Print all records exactly, leaving nothing out.

_Given data_:

* BEGIN *

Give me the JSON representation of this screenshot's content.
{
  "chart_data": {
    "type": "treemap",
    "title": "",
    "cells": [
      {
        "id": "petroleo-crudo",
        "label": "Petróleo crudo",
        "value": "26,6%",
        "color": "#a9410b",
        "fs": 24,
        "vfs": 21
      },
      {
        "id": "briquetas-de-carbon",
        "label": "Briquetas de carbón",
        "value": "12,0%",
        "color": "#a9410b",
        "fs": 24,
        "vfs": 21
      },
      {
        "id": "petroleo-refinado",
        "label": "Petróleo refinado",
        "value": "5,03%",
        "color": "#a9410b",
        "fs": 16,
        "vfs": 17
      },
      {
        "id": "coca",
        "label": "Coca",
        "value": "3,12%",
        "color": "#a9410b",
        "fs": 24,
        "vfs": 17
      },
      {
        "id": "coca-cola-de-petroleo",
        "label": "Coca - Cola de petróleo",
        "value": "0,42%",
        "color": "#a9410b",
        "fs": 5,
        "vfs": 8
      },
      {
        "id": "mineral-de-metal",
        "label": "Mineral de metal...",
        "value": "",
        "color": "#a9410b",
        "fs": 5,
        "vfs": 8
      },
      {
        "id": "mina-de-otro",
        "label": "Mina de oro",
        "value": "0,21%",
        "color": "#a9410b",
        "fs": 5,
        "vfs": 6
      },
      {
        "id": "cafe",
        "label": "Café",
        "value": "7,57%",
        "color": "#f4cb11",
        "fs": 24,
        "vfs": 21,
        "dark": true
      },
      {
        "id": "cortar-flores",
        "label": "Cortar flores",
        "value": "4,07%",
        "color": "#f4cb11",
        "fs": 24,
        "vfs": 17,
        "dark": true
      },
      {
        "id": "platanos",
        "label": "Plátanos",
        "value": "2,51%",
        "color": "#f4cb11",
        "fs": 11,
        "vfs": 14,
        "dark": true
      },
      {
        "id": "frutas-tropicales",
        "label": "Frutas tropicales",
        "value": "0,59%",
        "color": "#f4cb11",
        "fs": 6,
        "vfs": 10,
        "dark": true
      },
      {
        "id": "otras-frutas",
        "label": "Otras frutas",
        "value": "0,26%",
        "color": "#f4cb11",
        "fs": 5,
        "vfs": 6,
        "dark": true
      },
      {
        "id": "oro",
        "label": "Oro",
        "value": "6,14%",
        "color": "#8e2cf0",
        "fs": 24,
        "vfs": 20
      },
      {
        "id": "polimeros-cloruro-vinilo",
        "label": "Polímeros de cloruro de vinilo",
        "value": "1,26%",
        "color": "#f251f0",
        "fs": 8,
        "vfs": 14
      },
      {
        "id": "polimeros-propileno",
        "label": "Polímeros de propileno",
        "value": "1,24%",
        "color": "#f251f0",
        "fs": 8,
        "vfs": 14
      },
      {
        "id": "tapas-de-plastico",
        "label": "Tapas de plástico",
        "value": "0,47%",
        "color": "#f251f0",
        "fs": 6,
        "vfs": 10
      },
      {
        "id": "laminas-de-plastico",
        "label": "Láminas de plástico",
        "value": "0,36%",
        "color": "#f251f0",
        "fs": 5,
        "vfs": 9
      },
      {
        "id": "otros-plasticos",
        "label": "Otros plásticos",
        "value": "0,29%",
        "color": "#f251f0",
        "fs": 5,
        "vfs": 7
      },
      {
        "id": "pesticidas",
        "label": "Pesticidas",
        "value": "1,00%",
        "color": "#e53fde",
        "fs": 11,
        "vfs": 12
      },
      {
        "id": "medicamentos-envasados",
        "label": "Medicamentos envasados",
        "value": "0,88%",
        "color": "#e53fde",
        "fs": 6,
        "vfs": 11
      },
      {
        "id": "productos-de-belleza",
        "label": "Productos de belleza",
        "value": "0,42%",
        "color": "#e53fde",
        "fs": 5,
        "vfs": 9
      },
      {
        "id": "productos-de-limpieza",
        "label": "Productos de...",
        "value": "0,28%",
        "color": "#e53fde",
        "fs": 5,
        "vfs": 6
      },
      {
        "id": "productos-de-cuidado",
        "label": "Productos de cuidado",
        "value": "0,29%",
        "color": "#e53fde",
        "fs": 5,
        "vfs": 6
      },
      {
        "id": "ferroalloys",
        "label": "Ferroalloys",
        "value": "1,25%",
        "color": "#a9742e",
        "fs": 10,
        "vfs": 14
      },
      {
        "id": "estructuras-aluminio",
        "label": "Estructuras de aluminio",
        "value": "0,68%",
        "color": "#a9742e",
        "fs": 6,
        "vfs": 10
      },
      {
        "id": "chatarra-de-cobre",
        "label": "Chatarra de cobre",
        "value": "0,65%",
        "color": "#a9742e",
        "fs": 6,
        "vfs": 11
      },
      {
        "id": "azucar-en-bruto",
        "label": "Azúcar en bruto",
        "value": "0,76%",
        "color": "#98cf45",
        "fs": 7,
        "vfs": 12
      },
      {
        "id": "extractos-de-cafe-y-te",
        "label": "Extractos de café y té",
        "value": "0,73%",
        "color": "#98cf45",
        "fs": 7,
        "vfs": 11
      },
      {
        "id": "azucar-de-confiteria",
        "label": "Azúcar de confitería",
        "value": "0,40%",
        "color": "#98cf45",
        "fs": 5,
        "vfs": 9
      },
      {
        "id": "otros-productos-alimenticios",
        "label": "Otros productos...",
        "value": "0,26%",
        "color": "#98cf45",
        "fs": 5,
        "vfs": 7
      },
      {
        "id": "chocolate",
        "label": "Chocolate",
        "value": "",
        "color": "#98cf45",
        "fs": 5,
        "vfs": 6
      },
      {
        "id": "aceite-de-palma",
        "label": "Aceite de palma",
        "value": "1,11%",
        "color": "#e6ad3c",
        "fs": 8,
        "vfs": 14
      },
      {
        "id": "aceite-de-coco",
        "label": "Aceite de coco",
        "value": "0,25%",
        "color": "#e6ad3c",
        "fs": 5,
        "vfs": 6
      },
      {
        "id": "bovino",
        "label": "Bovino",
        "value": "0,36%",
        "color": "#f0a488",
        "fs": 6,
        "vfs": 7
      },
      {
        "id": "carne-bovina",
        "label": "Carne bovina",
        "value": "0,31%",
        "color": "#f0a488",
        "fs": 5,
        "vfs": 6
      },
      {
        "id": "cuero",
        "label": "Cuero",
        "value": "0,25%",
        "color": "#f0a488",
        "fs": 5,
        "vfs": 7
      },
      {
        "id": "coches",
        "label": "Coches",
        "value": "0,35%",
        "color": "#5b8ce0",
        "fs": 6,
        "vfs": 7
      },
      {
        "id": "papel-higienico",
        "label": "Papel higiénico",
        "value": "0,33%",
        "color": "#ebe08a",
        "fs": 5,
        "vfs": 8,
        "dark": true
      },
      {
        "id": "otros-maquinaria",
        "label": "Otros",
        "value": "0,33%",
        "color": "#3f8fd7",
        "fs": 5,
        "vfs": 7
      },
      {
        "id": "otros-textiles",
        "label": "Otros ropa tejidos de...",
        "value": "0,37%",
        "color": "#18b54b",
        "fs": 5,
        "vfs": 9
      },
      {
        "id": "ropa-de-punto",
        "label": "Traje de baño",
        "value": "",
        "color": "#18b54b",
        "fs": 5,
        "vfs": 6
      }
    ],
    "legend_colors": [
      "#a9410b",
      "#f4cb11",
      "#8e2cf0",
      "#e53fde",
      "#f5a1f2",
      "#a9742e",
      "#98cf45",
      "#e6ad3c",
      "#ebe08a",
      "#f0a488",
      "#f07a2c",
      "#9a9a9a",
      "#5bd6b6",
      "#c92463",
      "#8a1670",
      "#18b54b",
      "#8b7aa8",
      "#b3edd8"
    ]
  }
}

* END *

_Written solution_:
Give me the JSON representation of this screenshot's content.
{
  "chart_data": {
    "type": "treemap",
    "title": "",
    "cells": [
      {
        "id": "petroleo-crudo",
        "label": "Petróleo crudo",
        "value": "26,6%",
        "color": "#a9410b",
        "fs": 24,
        "vfs": 21
      },
      {
        "id": "briquetas-de-carbon",
        "label": "Briquetas de carbón",
        "value": "12,0%",
        "color": "#a9410b",
        "fs": 24,
        "vfs": 21
      },
      {
        "id": "petroleo-refinado",
        "label": "Petróleo refinado",
        "value": "5,03%",
        "color": "#a9410b",
        "fs": 16,
        "vfs": 17
      },
      {
        "id": "coca",
        "label": "Coca",
        "value": "3,12%",
        "color": "#a9410b",
        "fs": 24,
        "vfs": 17
      },
      {
        "id": "coca-cola-de-petroleo",
        "label": "Coca - Cola de petróleo",
        "value": "0,42%",
        "color": "#a9410b",
        "fs": 5,
        "vfs": 8
      },
      {
        "id": "mineral-de-metal",
        "label": "Mineral de metal...",
        "value": "",
        "color": "#a9410b",
        "fs": 5,
        "vfs": 8
      },
      {
        "id": "mina-de-otro",
        "label": "Mina de oro",
        "value": "0,21%",
        "color": "#a9410b",
        "fs": 5,
        "vfs": 6
      },
      {
        "id": "cafe",
        "label": "Café",
        "value": "7,57%",
        "color": "#f4cb11",
        "fs": 24,
        "vfs": 21,
        "dark": true
      },
      {
        "id": "cortar-flores",
        "label": "Cortar flores",
        "value": "4,07%",
        "color": "#f4cb11",
        "fs": 24,
        "vfs": 17,
        "dark": true
      },
      {
        "id": "platanos",
        "label": "Plátanos",
        "value": "2,51%",
        "color": "#f4cb11",
        "fs": 11,
        "vfs": 14,
        "dark": true
      },
      {
        "id": "frutas-tropicales",
        "label": "Frutas tropicales",
        "value": "0,59%",
        "color": "#f4cb11",
        "fs": 6,
        "vfs": 10,
        "dark": true
      },
      {
        "id": "otras-frutas",
        "label": "Otras frutas",
        "value": "0,26%",
        "color": "#f4cb11",
        "fs": 5,
        "vfs": 6,
        "dark": true
      },
      {
        "id": "oro",
        "label": "Oro",
        "value": "6,14%",
        "color": "#8e2cf0",
        "fs": 24,
        "vfs": 20
      },
      {
        "id": "polimeros-cloruro-vinilo",
        "label": "Polímeros de cloruro de vinilo",
        "value": "1,26%",
        "color": "#f251f0",
        "fs": 8,
        "vfs": 14
      },
      {
        "id": "polimeros-propileno",
        "label": "Polímeros de propileno",
        "value": "1,24%",
        "color": "#f251f0",
        "fs": 8,
        "vfs": 14
      },
      {
        "id": "tapas-de-plastico",
        "label": "Tapas de plástico",
        "value": "0,47%",
        "color": "#f251f0",
        "fs": 6,
        "vfs": 10
      },
      {
        "id": "laminas-de-plastico",
        "label": "Láminas de plástico",
        "value": "0,36%",
        "color": "#f251f0",
        "fs": 5,
        "vfs": 9
      },
      {
        "id": "otros-plasticos",
        "label": "Otros plásticos",
        "value": "0,29%",
        "color": "#f251f0",
        "fs": 5,
        "vfs": 7
      },
      {
        "id": "pesticidas",
        "label": "Pesticidas",
        "value": "1,00%",
        "color": "#e53fde",
        "fs": 11,
        "vfs": 12
      },
      {
        "id": "medicamentos-envasados",
        "label": "Medicamentos envasados",
        "value": "0,88%",
        "color": "#e53fde",
        "fs": 6,
        "vfs": 11
      },
      {
        "id": "productos-de-belleza",
        "label": "Productos de belleza",
        "value": "0,42%",
        "color": "#e53fde",
        "fs": 5,
        "vfs": 9
      },
      {
        "id": "productos-de-limpieza",
        "label": "Productos de...",
        "value": "0,28%",
        "color": "#e53fde",
        "fs": 5,
        "vfs": 6
      },
      {
        "id": "productos-de-cuidado",
        "label": "Productos de cuidado",
        "value": "0,29%",
        "color": "#e53fde",
        "fs": 5,
        "vfs": 6
      },
      {
        "id": "ferroalloys",
        "label": "Ferroalloys",
        "value": "1,25%",
        "color": "#a9742e",
        "fs": 10,
        "vfs": 14
      },
      {
        "id": "estructuras-aluminio",
        "label": "Estructuras de aluminio",
        "value": "0,68%",
        "color": "#a9742e",
        "fs": 6,
        "vfs": 10
      },
      {
        "id": "chatarra-de-cobre",
        "label": "Chatarra de cobre",
        "value": "0,65%",
        "color": "#a9742e",
        "fs": 6,
        "vfs": 11
      },
      {
        "id": "azucar-en-bruto",
        "label": "Azúcar en bruto",
        "value": "0,76%",
        "color": "#98cf45",
        "fs": 7,
        "vfs": 12
      },
      {
        "id": "extractos-de-cafe-y-te",
        "label": "Extractos de café y té",
        "value": "0,73%",
        "color": "#98cf45",
        "fs": 7,
        "vfs": 11
      },
      {
        "id": "azucar-de-confiteria",
        "label": "Azúcar de confitería",
        "value": "0,40%",
        "color": "#98cf45",
        "fs": 5,
        "vfs": 9
      },
      {
        "id": "otros-productos-alimenticios",
        "label": "Otros productos...",
        "value": "0,26%",
        "color": "#98cf45",
        "fs": 5,
        "vfs": 7
      },
      {
        "id": "chocolate",
        "label": "Chocolate",
        "value": "",
        "color": "#98cf45",
        "fs": 5,
        "vfs": 6
      },
      {
        "id": "aceite-de-palma",
        "label": "Aceite de palma",
        "value": "1,11%",
        "color": "#e6ad3c",
        "fs": 8,
        "vfs": 14
      },
      {
        "id": "aceite-de-coco",
        "label": "Aceite de coco",
        "value": "0,25%",
        "color": "#e6ad3c",
        "fs": 5,
        "vfs": 6
      },
      {
        "id": "bovino",
        "label": "Bovino",
        "value": "0,36%",
        "color": "#f0a488",
        "fs": 6,
        "vfs": 7
      },
      {
        "id": "carne-bovina",
        "label": "Carne bovina",
        "value": "0,31%",
        "color": "#f0a488",
        "fs": 5,
        "vfs": 6
      },
      {
        "id": "cuero",
        "label": "Cuero",
        "value": "0,25%",
        "color": "#f0a488",
        "fs": 5,
        "vfs": 7
      },
      {
        "id": "coches",
        "label": "Coches",
        "value": "0,35%",
        "color": "#5b8ce0",
        "fs": 6,
        "vfs": 7
      },
      {
        "id": "papel-higienico",
        "label": "Papel higiénico",
        "value": "0,33%",
        "color": "#ebe08a",
        "fs": 5,
        "vfs": 8,
        "dark": true
      },
      {
        "id": "otros-maquinaria",
        "label": "Otros",
        "value": "0,33%",
        "color": "#3f8fd7",
        "fs": 5,
        "vfs": 7
      },
      {
        "id": "otros-textiles",
        "label": "Otros ropa tejidos de...",
        "value": "0,37%",
        "color": "#18b54b",
        "fs": 5,
        "vfs": 9
      },
      {
        "id": "ropa-de-punto",
        "label": "Traje de baño",
        "value": "",
        "color": "#18b54b",
        "fs": 5,
        "vfs": 6
      }
    ],
    "legend_colors": [
      "#a9410b",
      "#f4cb11",
      "#8e2cf0",
      "#e53fde",
      "#f5a1f2",
      "#a9742e",
      "#98cf45",
      "#e6ad3c",
      "#ebe08a",
      "#f0a488",
      "#f07a2c",
      "#9a9a9a",
      "#5bd6b6",
      "#c92463",
      "#8a1670",
      "#18b54b",
      "#8b7aa8",
      "#b3edd8"
    ]
  }
}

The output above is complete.